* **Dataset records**
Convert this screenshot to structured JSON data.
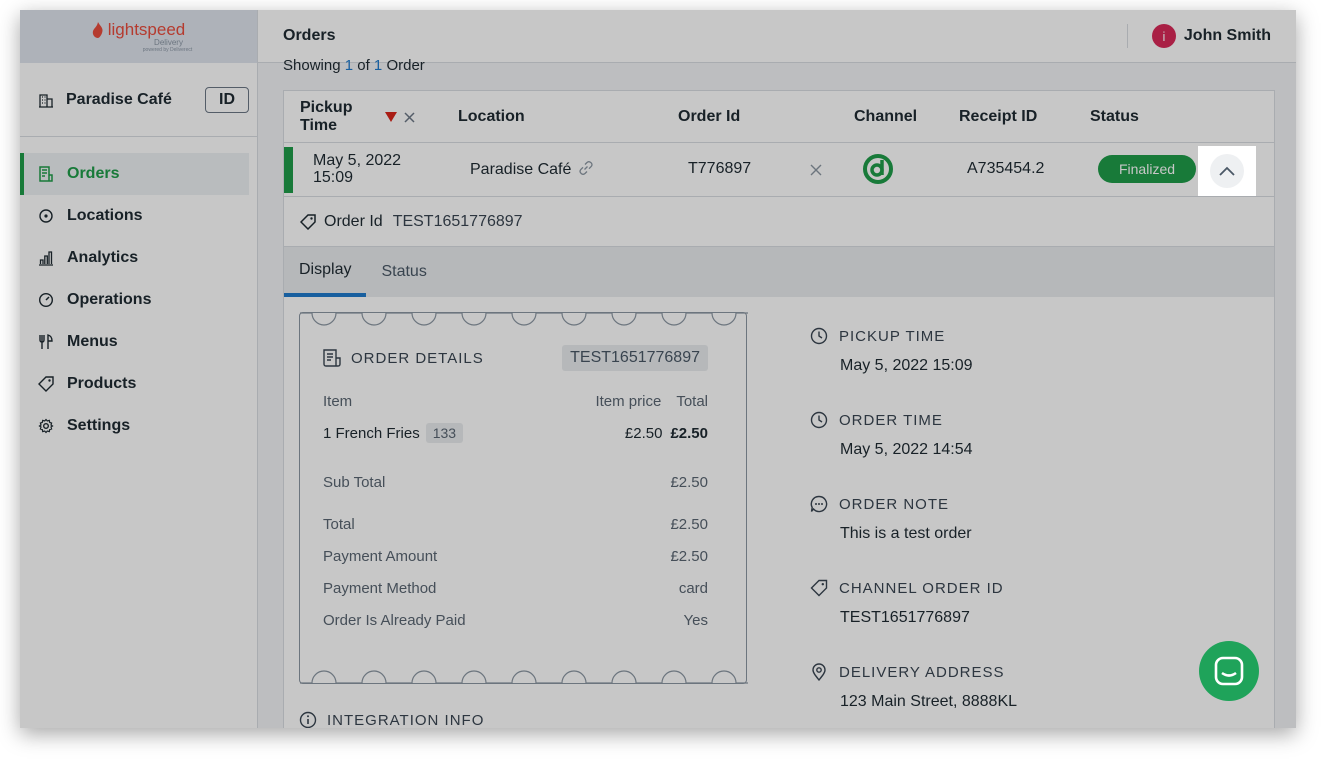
{
  "brand": {
    "name": "lightspeed",
    "sub": "Delivery",
    "sub2": "powered by Deliverect"
  },
  "sidebar": {
    "store": "Paradise Café",
    "id_button": "ID",
    "items": [
      {
        "label": "Orders",
        "icon": "orders-icon",
        "active": true
      },
      {
        "label": "Locations",
        "icon": "location-icon"
      },
      {
        "label": "Analytics",
        "icon": "analytics-icon"
      },
      {
        "label": "Operations",
        "icon": "operations-icon"
      },
      {
        "label": "Menus",
        "icon": "menus-icon"
      },
      {
        "label": "Products",
        "icon": "tag-icon"
      },
      {
        "label": "Settings",
        "icon": "gear-icon"
      }
    ]
  },
  "header": {
    "title": "Orders",
    "avatar_initial": "i",
    "user": "John Smith"
  },
  "list": {
    "showing_prefix": "Showing",
    "current": "1",
    "of": "of",
    "total": "1",
    "suffix": "Order"
  },
  "table": {
    "headers": {
      "pickup_time": "Pickup Time",
      "location": "Location",
      "order_id": "Order Id",
      "channel": "Channel",
      "receipt_id": "Receipt ID",
      "status": "Status"
    },
    "row": {
      "pickup_time": "May 5, 2022 15:09",
      "location": "Paradise Café",
      "order_id": "T776897",
      "receipt_id": "A735454.2",
      "status": "Finalized"
    }
  },
  "detail": {
    "order_id_label": "Order Id",
    "order_id_value": "TEST1651776897",
    "tabs": [
      "Display",
      "Status"
    ],
    "receipt": {
      "title": "ORDER DETAILS",
      "id": "TEST1651776897",
      "col_item": "Item",
      "col_price": "Item price",
      "col_total": "Total",
      "item": {
        "qty_name": "1 French Fries",
        "code": "133",
        "price": "£2.50",
        "total": "£2.50"
      },
      "subtotal_label": "Sub Total",
      "subtotal": "£2.50",
      "total_label": "Total",
      "total": "£2.50",
      "payment_amount_label": "Payment Amount",
      "payment_amount": "£2.50",
      "payment_method_label": "Payment Method",
      "payment_method": "card",
      "paid_label": "Order Is Already Paid",
      "paid": "Yes"
    },
    "info": [
      {
        "label": "PICKUP TIME",
        "value": "May 5, 2022 15:09",
        "icon": "clock-icon"
      },
      {
        "label": "ORDER TIME",
        "value": "May 5, 2022 14:54",
        "icon": "clock-icon"
      },
      {
        "label": "ORDER NOTE",
        "value": "This is a test order",
        "icon": "chat-bubble-icon"
      },
      {
        "label": "CHANNEL ORDER ID",
        "value": "TEST1651776897",
        "icon": "tag-icon"
      },
      {
        "label": "DELIVERY ADDRESS",
        "value": "123 Main Street, 8888KL",
        "icon": "pin-icon"
      }
    ],
    "integration_label": "INTEGRATION INFO"
  },
  "colors": {
    "accent": "#1f9d4a",
    "link": "#1f7acc",
    "avatar": "#d92a59",
    "brand": "#e84c3d"
  }
}
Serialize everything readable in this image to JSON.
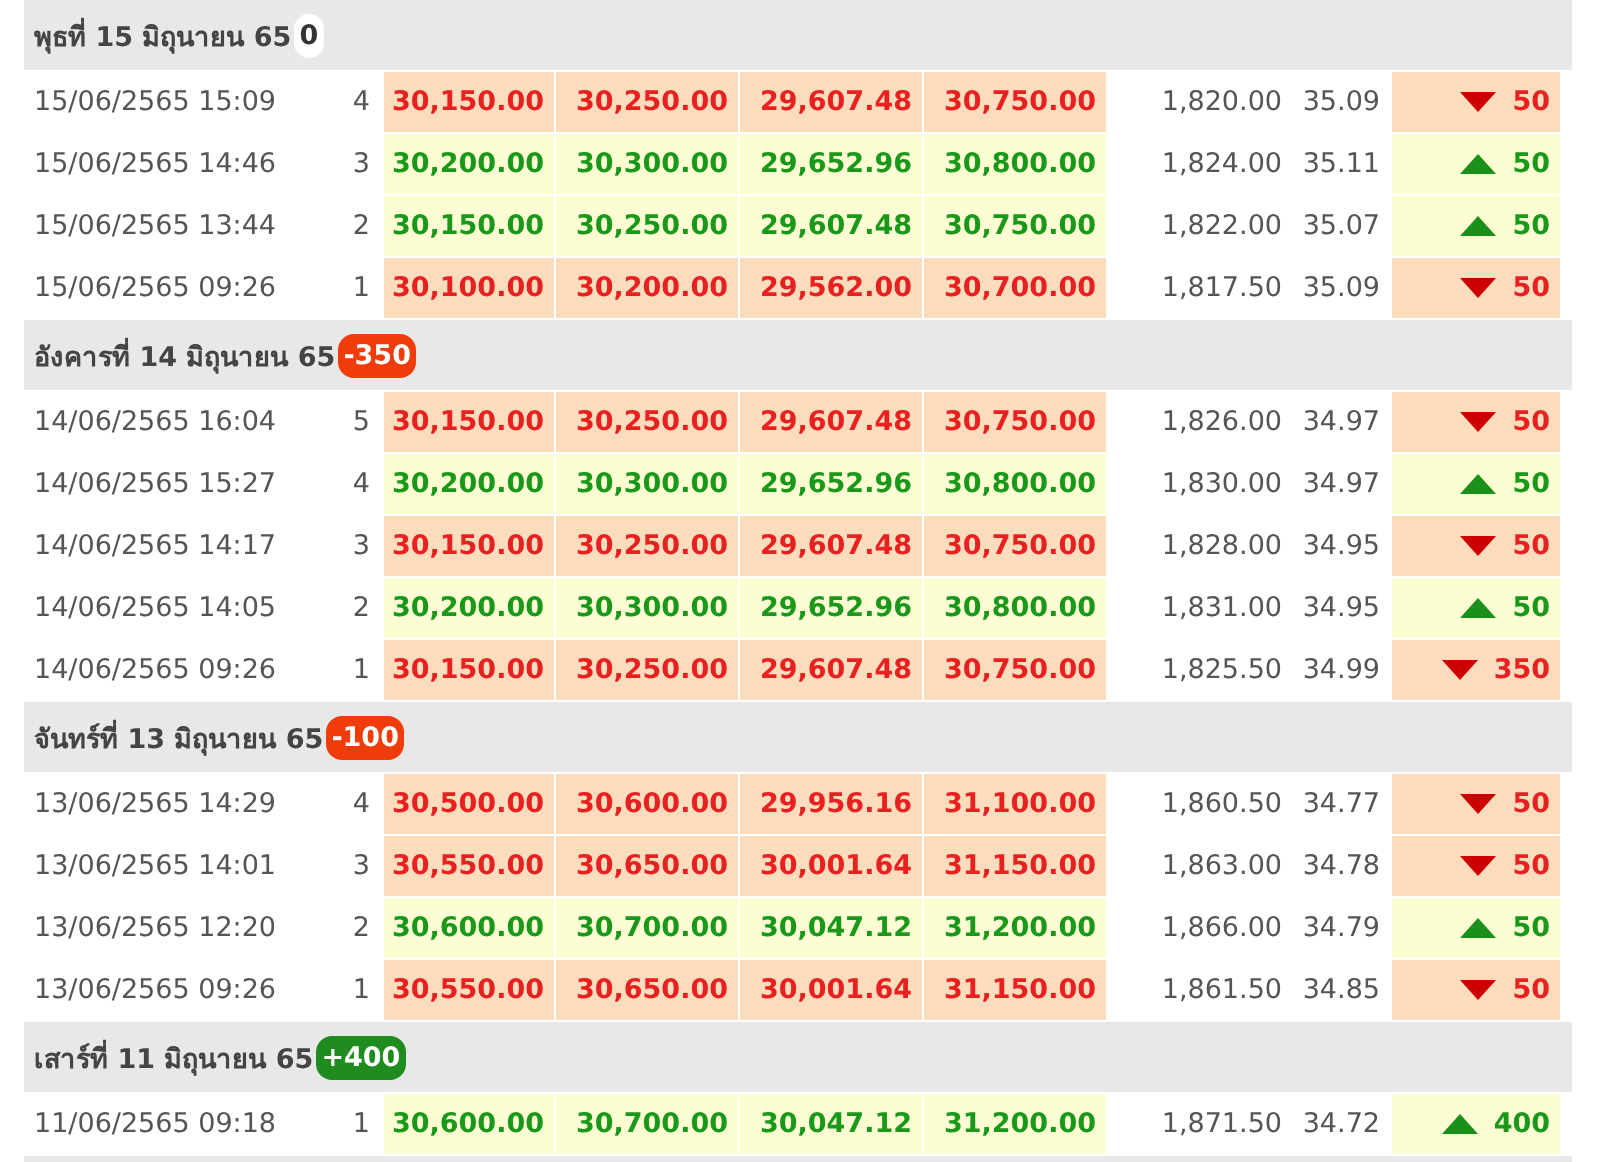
{
  "days": [
    {
      "title": "พุธที่ 15 มิถุนายน 65",
      "change": "0",
      "color": "#ffffff",
      "rows": [
        {
          "time": "15/06/2565 15:09",
          "seq": "4",
          "prices": [
            "30,150.00",
            "30,250.00",
            "29,607.48",
            "30,750.00"
          ],
          "value_1": "1,820.00",
          "value_2": "35.09",
          "rising": false,
          "change": "50"
        },
        {
          "time": "15/06/2565 14:46",
          "seq": "3",
          "prices": [
            "30,200.00",
            "30,300.00",
            "29,652.96",
            "30,800.00"
          ],
          "value_1": "1,824.00",
          "value_2": "35.11",
          "rising": true,
          "change": "50"
        },
        {
          "time": "15/06/2565 13:44",
          "seq": "2",
          "prices": [
            "30,150.00",
            "30,250.00",
            "29,607.48",
            "30,750.00"
          ],
          "value_1": "1,822.00",
          "value_2": "35.07",
          "rising": true,
          "change": "50"
        },
        {
          "time": "15/06/2565 09:26",
          "seq": "1",
          "prices": [
            "30,100.00",
            "30,200.00",
            "29,562.00",
            "30,700.00"
          ],
          "value_1": "1,817.50",
          "value_2": "35.09",
          "rising": false,
          "change": "50"
        }
      ]
    },
    {
      "title": "อังคารที่ 14 มิถุนายน 65",
      "change": "-350",
      "color": "#f03c0a",
      "rows": [
        {
          "time": "14/06/2565 16:04",
          "seq": "5",
          "prices": [
            "30,150.00",
            "30,250.00",
            "29,607.48",
            "30,750.00"
          ],
          "value_1": "1,826.00",
          "value_2": "34.97",
          "rising": false,
          "change": "50"
        },
        {
          "time": "14/06/2565 15:27",
          "seq": "4",
          "prices": [
            "30,200.00",
            "30,300.00",
            "29,652.96",
            "30,800.00"
          ],
          "value_1": "1,830.00",
          "value_2": "34.97",
          "rising": true,
          "change": "50"
        },
        {
          "time": "14/06/2565 14:17",
          "seq": "3",
          "prices": [
            "30,150.00",
            "30,250.00",
            "29,607.48",
            "30,750.00"
          ],
          "value_1": "1,828.00",
          "value_2": "34.95",
          "rising": false,
          "change": "50"
        },
        {
          "time": "14/06/2565 14:05",
          "seq": "2",
          "prices": [
            "30,200.00",
            "30,300.00",
            "29,652.96",
            "30,800.00"
          ],
          "value_1": "1,831.00",
          "value_2": "34.95",
          "rising": true,
          "change": "50"
        },
        {
          "time": "14/06/2565 09:26",
          "seq": "1",
          "prices": [
            "30,150.00",
            "30,250.00",
            "29,607.48",
            "30,750.00"
          ],
          "value_1": "1,825.50",
          "value_2": "34.99",
          "rising": false,
          "change": "350"
        }
      ]
    },
    {
      "title": "จันทร์ที่ 13 มิถุนายน 65",
      "change": "-100",
      "color": "#f03c0a",
      "rows": [
        {
          "time": "13/06/2565 14:29",
          "seq": "4",
          "prices": [
            "30,500.00",
            "30,600.00",
            "29,956.16",
            "31,100.00"
          ],
          "value_1": "1,860.50",
          "value_2": "34.77",
          "rising": false,
          "change": "50"
        },
        {
          "time": "13/06/2565 14:01",
          "seq": "3",
          "prices": [
            "30,550.00",
            "30,650.00",
            "30,001.64",
            "31,150.00"
          ],
          "value_1": "1,863.00",
          "value_2": "34.78",
          "rising": false,
          "change": "50"
        },
        {
          "time": "13/06/2565 12:20",
          "seq": "2",
          "prices": [
            "30,600.00",
            "30,700.00",
            "30,047.12",
            "31,200.00"
          ],
          "value_1": "1,866.00",
          "value_2": "34.79",
          "rising": true,
          "change": "50"
        },
        {
          "time": "13/06/2565 09:26",
          "seq": "1",
          "prices": [
            "30,550.00",
            "30,650.00",
            "30,001.64",
            "31,150.00"
          ],
          "value_1": "1,861.50",
          "value_2": "34.85",
          "rising": false,
          "change": "50"
        }
      ]
    },
    {
      "title": "เสาร์ที่ 11 มิถุนายน 65",
      "change": "+400",
      "color": "#1e8c1e",
      "rows": [
        {
          "time": "11/06/2565 09:18",
          "seq": "1",
          "prices": [
            "30,600.00",
            "30,700.00",
            "30,047.12",
            "31,200.00"
          ],
          "value_1": "1,871.50",
          "value_2": "34.72",
          "rising": true,
          "change": "400"
        }
      ]
    }
  ]
}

* **Work to be completed**
Every line should be retyped exactly, with the pictures omitted.

* **Reply to the task**
Convert this screenshot to structured JSON data.
{
  "brand": {
    "name": "lightspeed",
    "sub": "Delivery",
    "sub2": "powered by Deliverect"
  },
  "sidebar": {
    "store": "Paradise Café",
    "id_button": "ID",
    "items": [
      {
        "label": "Orders",
        "icon": "orders-icon",
        "active": true
      },
      {
        "label": "Locations",
        "icon": "location-icon"
      },
      {
        "label": "Analytics",
        "icon": "analytics-icon"
      },
      {
        "label": "Operations",
        "icon": "operations-icon"
      },
      {
        "label": "Menus",
        "icon": "menus-icon"
      },
      {
        "label": "Products",
        "icon": "tag-icon"
      },
      {
        "label": "Settings",
        "icon": "gear-icon"
      }
    ]
  },
  "header": {
    "title": "Orders",
    "avatar_initial": "i",
    "user": "John Smith"
  },
  "list": {
    "showing_prefix": "Showing",
    "current": "1",
    "of": "of",
    "total": "1",
    "suffix": "Order"
  },
  "table": {
    "headers": {
      "pickup_time": "Pickup Time",
      "location": "Location",
      "order_id": "Order Id",
      "channel": "Channel",
      "receipt_id": "Receipt ID",
      "status": "Status"
    },
    "row": {
      "pickup_time": "May 5, 2022 15:09",
      "location": "Paradise Café",
      "order_id": "T776897",
      "receipt_id": "A735454.2",
      "status": "Finalized"
    }
  },
  "detail": {
    "order_id_label": "Order Id",
    "order_id_value": "TEST1651776897",
    "tabs": [
      "Display",
      "Status"
    ],
    "receipt": {
      "title": "ORDER DETAILS",
      "id": "TEST1651776897",
      "col_item": "Item",
      "col_price": "Item price",
      "col_total": "Total",
      "item": {
        "qty_name": "1 French Fries",
        "code": "133",
        "price": "£2.50",
        "total": "£2.50"
      },
      "subtotal_label": "Sub Total",
      "subtotal": "£2.50",
      "total_label": "Total",
      "total": "£2.50",
      "payment_amount_label": "Payment Amount",
      "payment_amount": "£2.50",
      "payment_method_label": "Payment Method",
      "payment_method": "card",
      "paid_label": "Order Is Already Paid",
      "paid": "Yes"
    },
    "info": [
      {
        "label": "PICKUP TIME",
        "value": "May 5, 2022 15:09",
        "icon": "clock-icon"
      },
      {
        "label": "ORDER TIME",
        "value": "May 5, 2022 14:54",
        "icon": "clock-icon"
      },
      {
        "label": "ORDER NOTE",
        "value": "This is a test order",
        "icon": "chat-bubble-icon"
      },
      {
        "label": "CHANNEL ORDER ID",
        "value": "TEST1651776897",
        "icon": "tag-icon"
      },
      {
        "label": "DELIVERY ADDRESS",
        "value": "123 Main Street, 8888KL",
        "icon": "pin-icon"
      }
    ],
    "integration_label": "INTEGRATION INFO"
  },
  "colors": {
    "accent": "#1f9d4a",
    "link": "#1f7acc",
    "avatar": "#d92a59",
    "brand": "#e84c3d"
  }
}
Serialize everything readable in this image to JSON.
{
  "days": [
    {
      "title": "พุธที่ 15 มิถุนายน 65",
      "change": "0",
      "color": "#ffffff",
      "rows": [
        {
          "time": "15/06/2565 15:09",
          "seq": "4",
          "prices": [
            "30,150.00",
            "30,250.00",
            "29,607.48",
            "30,750.00"
          ],
          "value_1": "1,820.00",
          "value_2": "35.09",
          "rising": false,
          "change": "50"
        },
        {
          "time": "15/06/2565 14:46",
          "seq": "3",
          "prices": [
            "30,200.00",
            "30,300.00",
            "29,652.96",
            "30,800.00"
          ],
          "value_1": "1,824.00",
          "value_2": "35.11",
          "rising": true,
          "change": "50"
        },
        {
          "time": "15/06/2565 13:44",
          "seq": "2",
          "prices": [
            "30,150.00",
            "30,250.00",
            "29,607.48",
            "30,750.00"
          ],
          "value_1": "1,822.00",
          "value_2": "35.07",
          "rising": true,
          "change": "50"
        },
        {
          "time": "15/06/2565 09:26",
          "seq": "1",
          "prices": [
            "30,100.00",
            "30,200.00",
            "29,562.00",
            "30,700.00"
          ],
          "value_1": "1,817.50",
          "value_2": "35.09",
          "rising": false,
          "change": "50"
        }
      ]
    },
    {
      "title": "อังคารที่ 14 มิถุนายน 65",
      "change": "-350",
      "color": "#f03c0a",
      "rows": [
        {
          "time": "14/06/2565 16:04",
          "seq": "5",
          "prices": [
            "30,150.00",
            "30,250.00",
            "29,607.48",
            "30,750.00"
          ],
          "value_1": "1,826.00",
          "value_2": "34.97",
          "rising": false,
          "change": "50"
        },
        {
          "time": "14/06/2565 15:27",
          "seq": "4",
          "prices": [
            "30,200.00",
            "30,300.00",
            "29,652.96",
            "30,800.00"
          ],
          "value_1": "1,830.00",
          "value_2": "34.97",
          "rising": true,
          "change": "50"
        },
        {
          "time": "14/06/2565 14:17",
          "seq": "3",
          "prices": [
            "30,150.00",
            "30,250.00",
            "29,607.48",
            "30,750.00"
          ],
          "value_1": "1,828.00",
          "value_2": "34.95",
          "rising": false,
          "change": "50"
        },
        {
          "time": "14/06/2565 14:05",
          "seq": "2",
          "prices": [
            "30,200.00",
            "30,300.00",
            "29,652.96",
            "30,800.00"
          ],
          "value_1": "1,831.00",
          "value_2": "34.95",
          "rising": true,
          "change": "50"
        },
        {
          "time": "14/06/2565 09:26",
          "seq": "1",
          "prices": [
            "30,150.00",
            "30,250.00",
            "29,607.48",
            "30,750.00"
          ],
          "value_1": "1,825.50",
          "value_2": "34.99",
          "rising": false,
          "change": "350"
        }
      ]
    },
    {
      "title": "จันทร์ที่ 13 มิถุนายน 65",
      "change": "-100",
      "color": "#f03c0a",
      "rows": [
        {
          "time": "13/06/2565 14:29",
          "seq": "4",
          "prices": [
            "30,500.00",
            "30,600.00",
            "29,956.16",
            "31,100.00"
          ],
          "value_1": "1,860.50",
          "value_2": "34.77",
          "rising": false,
          "change": "50"
        },
        {
          "time": "13/06/2565 14:01",
          "seq": "3",
          "prices": [
            "30,550.00",
            "30,650.00",
            "30,001.64",
            "31,150.00"
          ],
          "value_1": "1,863.00",
          "value_2": "34.78",
          "rising": false,
          "change": "50"
        },
        {
          "time": "13/06/2565 12:20",
          "seq": "2",
          "prices": [
            "30,600.00",
            "30,700.00",
            "30,047.12",
            "31,200.00"
          ],
          "value_1": "1,866.00",
          "value_2": "34.79",
          "rising": true,
          "change": "50"
        },
        {
          "time": "13/06/2565 09:26",
          "seq": "1",
          "prices": [
            "30,550.00",
            "30,650.00",
            "30,001.64",
            "31,150.00"
          ],
          "value_1": "1,861.50",
          "value_2": "34.85",
          "rising": false,
          "change": "50"
        }
      ]
    },
    {
      "title": "เสาร์ที่ 11 มิถุนายน 65",
      "change": "+400",
      "color": "#1e8c1e",
      "rows": [
        {
          "time": "11/06/2565 09:18",
          "seq": "1",
          "prices": [
            "30,600.00",
            "30,700.00",
            "30,047.12",
            "31,200.00"
          ],
          "value_1": "1,871.50",
          "value_2": "34.72",
          "rising": true,
          "change": "400"
        }
      ]
    }
  ]
}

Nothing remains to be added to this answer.